| WORK INSTRUCTIONS |
Read the listing and extract each line that includes the word "content".

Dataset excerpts
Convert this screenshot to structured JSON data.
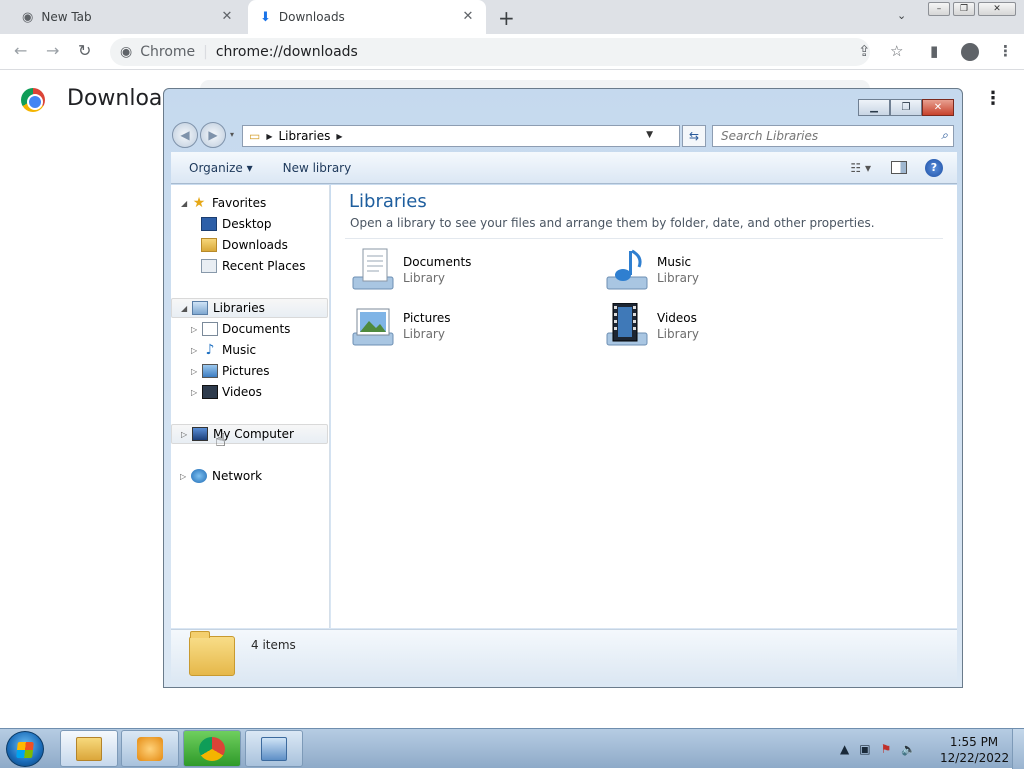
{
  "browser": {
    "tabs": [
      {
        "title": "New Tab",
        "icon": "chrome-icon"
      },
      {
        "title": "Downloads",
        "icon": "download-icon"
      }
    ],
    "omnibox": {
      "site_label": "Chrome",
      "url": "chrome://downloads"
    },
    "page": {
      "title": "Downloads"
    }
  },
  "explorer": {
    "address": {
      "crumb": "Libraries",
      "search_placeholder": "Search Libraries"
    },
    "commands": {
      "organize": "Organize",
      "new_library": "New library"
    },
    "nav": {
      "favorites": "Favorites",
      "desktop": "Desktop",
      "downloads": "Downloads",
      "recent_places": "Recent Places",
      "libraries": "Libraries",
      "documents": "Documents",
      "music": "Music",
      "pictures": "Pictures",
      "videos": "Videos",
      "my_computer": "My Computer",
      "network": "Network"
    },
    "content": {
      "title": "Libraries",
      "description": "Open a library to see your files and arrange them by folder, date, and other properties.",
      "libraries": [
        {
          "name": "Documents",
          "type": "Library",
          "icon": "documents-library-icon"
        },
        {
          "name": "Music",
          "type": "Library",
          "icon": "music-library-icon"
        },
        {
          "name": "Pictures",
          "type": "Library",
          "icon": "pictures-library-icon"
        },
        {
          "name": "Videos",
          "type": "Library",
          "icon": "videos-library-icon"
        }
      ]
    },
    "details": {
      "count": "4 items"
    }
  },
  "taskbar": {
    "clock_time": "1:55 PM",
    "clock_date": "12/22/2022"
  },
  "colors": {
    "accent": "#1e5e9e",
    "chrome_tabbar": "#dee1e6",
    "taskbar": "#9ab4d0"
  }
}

---

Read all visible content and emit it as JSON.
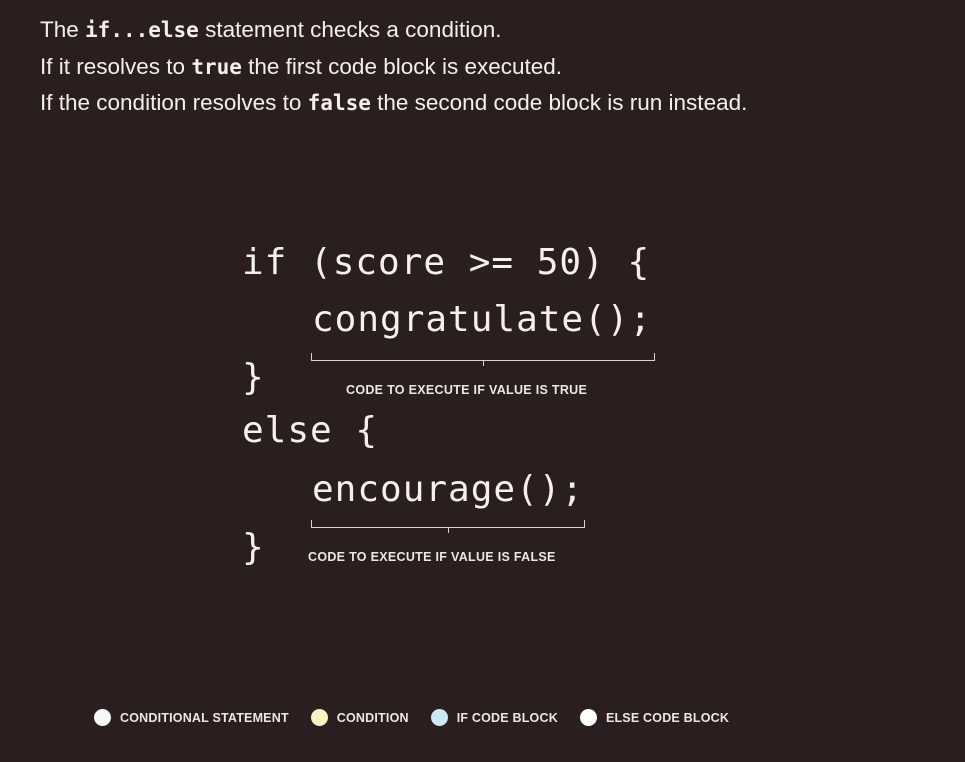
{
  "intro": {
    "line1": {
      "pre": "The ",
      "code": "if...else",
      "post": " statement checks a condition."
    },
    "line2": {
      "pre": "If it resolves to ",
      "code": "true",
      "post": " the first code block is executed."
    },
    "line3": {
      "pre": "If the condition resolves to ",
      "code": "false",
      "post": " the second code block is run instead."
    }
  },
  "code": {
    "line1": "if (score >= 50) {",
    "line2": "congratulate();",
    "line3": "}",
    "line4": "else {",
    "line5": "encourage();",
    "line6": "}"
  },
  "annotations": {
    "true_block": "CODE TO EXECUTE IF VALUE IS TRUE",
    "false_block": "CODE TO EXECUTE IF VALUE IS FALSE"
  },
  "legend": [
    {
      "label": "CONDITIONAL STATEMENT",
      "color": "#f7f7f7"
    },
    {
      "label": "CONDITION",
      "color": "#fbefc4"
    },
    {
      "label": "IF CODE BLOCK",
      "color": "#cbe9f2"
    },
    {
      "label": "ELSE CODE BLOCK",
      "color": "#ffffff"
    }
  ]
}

| REPLY TO THE TASK |
    "content": {
Read all visible content and emit it as JSON.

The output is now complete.